**Data shown**
========

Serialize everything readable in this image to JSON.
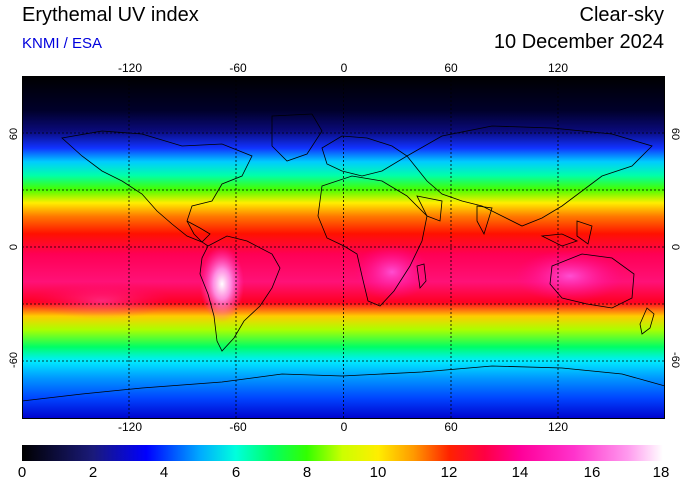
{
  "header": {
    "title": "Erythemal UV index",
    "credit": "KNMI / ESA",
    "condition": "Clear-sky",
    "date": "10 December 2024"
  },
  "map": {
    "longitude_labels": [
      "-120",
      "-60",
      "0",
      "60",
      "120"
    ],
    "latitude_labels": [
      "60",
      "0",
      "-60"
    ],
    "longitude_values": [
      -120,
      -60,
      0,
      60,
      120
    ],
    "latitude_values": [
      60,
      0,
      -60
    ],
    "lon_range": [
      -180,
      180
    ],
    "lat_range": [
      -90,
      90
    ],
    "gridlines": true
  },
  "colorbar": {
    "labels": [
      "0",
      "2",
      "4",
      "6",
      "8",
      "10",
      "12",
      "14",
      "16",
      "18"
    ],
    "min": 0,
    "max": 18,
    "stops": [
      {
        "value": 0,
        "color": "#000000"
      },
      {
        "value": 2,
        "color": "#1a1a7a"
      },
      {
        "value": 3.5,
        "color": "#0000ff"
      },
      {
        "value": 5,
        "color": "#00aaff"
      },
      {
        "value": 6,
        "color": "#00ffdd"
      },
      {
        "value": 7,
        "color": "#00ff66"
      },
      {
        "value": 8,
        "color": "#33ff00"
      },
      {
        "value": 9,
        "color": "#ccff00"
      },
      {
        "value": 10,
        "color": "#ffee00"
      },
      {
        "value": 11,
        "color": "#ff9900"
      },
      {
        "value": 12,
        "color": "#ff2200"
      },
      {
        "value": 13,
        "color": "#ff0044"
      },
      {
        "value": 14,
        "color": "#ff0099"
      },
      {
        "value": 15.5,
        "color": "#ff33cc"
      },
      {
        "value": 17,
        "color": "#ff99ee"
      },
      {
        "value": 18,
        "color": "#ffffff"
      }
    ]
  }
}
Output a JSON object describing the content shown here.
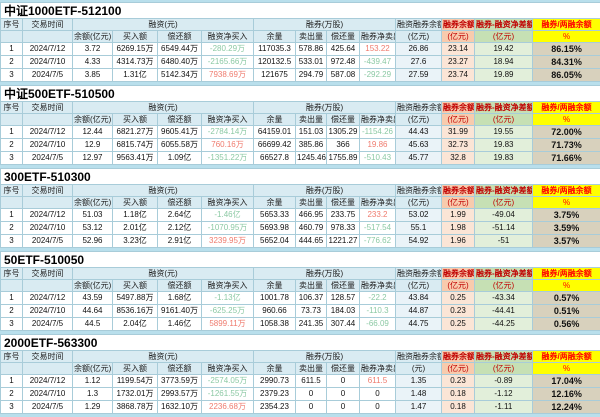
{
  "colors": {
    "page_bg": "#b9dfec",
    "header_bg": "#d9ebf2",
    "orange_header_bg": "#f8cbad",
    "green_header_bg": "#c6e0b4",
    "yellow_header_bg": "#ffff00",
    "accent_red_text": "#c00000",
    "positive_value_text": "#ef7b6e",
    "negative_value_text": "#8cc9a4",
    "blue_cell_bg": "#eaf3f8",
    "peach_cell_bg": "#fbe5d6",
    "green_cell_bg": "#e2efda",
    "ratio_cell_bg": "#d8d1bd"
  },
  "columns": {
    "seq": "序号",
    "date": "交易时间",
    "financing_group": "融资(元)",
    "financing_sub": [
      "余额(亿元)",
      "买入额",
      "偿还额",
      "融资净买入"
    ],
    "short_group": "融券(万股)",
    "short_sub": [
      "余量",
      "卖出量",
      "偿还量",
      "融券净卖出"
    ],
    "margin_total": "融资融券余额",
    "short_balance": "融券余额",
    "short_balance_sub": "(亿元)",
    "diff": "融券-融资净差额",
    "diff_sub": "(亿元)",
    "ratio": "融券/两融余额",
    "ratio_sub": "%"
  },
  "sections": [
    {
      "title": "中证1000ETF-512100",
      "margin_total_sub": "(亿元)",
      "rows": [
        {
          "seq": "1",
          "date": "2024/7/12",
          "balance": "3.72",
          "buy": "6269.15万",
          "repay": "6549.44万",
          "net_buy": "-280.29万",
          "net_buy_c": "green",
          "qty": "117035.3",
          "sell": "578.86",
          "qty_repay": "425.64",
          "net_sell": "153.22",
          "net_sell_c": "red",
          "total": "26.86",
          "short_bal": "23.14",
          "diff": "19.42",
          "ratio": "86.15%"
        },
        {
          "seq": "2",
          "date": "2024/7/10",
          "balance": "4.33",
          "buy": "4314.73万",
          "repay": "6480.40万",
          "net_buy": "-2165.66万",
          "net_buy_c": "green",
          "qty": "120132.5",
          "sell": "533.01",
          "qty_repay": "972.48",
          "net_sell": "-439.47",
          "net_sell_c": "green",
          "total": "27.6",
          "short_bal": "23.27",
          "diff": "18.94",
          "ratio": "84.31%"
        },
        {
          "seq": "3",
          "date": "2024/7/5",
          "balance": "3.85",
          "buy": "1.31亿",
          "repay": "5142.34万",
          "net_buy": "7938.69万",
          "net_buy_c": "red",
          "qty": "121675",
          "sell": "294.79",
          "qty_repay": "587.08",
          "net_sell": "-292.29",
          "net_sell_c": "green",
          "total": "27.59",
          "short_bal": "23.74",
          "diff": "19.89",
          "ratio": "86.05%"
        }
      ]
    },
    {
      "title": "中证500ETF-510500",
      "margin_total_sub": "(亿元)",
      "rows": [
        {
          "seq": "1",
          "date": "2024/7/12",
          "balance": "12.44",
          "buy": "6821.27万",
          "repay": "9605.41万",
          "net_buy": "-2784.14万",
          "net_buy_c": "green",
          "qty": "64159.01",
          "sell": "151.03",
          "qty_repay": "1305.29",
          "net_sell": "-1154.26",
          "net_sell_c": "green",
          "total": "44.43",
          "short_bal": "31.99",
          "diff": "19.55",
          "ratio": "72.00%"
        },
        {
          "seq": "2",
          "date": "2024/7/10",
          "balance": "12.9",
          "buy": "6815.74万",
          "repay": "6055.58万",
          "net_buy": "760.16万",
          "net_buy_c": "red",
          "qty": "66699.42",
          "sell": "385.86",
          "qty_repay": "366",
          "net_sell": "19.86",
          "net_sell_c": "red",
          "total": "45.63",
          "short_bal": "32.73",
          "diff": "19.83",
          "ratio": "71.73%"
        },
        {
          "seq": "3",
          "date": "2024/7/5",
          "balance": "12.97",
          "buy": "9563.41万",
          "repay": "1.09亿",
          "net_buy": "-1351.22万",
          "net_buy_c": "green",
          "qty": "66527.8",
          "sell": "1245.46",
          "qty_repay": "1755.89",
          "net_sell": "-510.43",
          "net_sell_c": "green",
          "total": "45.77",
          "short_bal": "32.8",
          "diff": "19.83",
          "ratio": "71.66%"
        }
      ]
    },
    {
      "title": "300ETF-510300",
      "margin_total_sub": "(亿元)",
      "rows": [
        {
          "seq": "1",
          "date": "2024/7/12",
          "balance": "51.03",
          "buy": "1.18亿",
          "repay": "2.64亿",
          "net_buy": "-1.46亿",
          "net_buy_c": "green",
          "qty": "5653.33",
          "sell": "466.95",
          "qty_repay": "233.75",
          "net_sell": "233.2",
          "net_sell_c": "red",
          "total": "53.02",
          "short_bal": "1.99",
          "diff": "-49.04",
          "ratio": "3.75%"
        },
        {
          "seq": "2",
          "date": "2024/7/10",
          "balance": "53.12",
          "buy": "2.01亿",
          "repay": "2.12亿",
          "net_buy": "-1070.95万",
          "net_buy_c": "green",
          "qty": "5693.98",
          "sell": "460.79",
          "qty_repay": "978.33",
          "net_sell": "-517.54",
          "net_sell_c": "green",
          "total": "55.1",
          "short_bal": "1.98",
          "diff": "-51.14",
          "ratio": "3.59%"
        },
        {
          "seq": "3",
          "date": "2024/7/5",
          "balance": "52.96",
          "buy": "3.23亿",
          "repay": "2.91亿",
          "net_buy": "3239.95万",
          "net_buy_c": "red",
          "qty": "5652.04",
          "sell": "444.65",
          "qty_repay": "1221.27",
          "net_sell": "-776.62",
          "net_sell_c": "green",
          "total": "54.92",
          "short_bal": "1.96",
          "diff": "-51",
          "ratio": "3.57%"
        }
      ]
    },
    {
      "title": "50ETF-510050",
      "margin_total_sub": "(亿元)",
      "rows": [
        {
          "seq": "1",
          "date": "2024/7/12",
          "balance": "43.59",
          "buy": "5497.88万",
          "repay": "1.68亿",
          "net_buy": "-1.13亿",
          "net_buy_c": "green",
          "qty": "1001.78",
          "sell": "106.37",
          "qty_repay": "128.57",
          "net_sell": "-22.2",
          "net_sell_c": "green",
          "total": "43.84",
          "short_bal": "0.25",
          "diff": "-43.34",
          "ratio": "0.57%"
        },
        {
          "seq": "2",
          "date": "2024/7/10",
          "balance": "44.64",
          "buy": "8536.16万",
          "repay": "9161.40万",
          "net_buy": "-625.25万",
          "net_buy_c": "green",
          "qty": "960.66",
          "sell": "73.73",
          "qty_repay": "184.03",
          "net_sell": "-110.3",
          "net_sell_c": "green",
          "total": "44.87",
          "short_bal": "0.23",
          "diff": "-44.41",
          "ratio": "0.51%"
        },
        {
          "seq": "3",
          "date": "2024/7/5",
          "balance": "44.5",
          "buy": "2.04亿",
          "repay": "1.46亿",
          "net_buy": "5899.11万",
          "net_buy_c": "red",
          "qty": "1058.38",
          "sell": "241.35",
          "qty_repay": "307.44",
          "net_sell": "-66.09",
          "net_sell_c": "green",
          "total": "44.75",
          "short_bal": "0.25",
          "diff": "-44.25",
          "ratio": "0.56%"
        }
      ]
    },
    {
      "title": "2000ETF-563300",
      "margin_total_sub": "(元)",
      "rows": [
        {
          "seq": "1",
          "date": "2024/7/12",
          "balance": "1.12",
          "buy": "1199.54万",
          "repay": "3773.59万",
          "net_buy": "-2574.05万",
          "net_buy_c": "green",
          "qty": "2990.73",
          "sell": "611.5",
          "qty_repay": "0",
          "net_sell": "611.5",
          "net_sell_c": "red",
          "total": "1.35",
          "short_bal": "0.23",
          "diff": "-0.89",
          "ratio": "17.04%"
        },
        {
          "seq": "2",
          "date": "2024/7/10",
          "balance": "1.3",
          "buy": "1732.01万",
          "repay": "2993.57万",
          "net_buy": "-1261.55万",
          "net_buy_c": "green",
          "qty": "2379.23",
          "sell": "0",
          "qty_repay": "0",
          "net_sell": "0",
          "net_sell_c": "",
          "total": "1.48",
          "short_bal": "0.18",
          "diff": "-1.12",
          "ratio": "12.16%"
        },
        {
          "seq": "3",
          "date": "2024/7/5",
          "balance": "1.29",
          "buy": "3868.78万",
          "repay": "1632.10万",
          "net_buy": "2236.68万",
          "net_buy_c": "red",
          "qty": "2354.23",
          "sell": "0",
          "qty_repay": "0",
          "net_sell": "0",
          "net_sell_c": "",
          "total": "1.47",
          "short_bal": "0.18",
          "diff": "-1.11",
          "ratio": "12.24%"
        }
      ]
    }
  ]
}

========

**Problem**
In the entries above, identify each line that includes the string "JSON", then copy it.

**Written answer**
Serialize everything readable in this image to JSON.
Output a JSON object describing the content shown here.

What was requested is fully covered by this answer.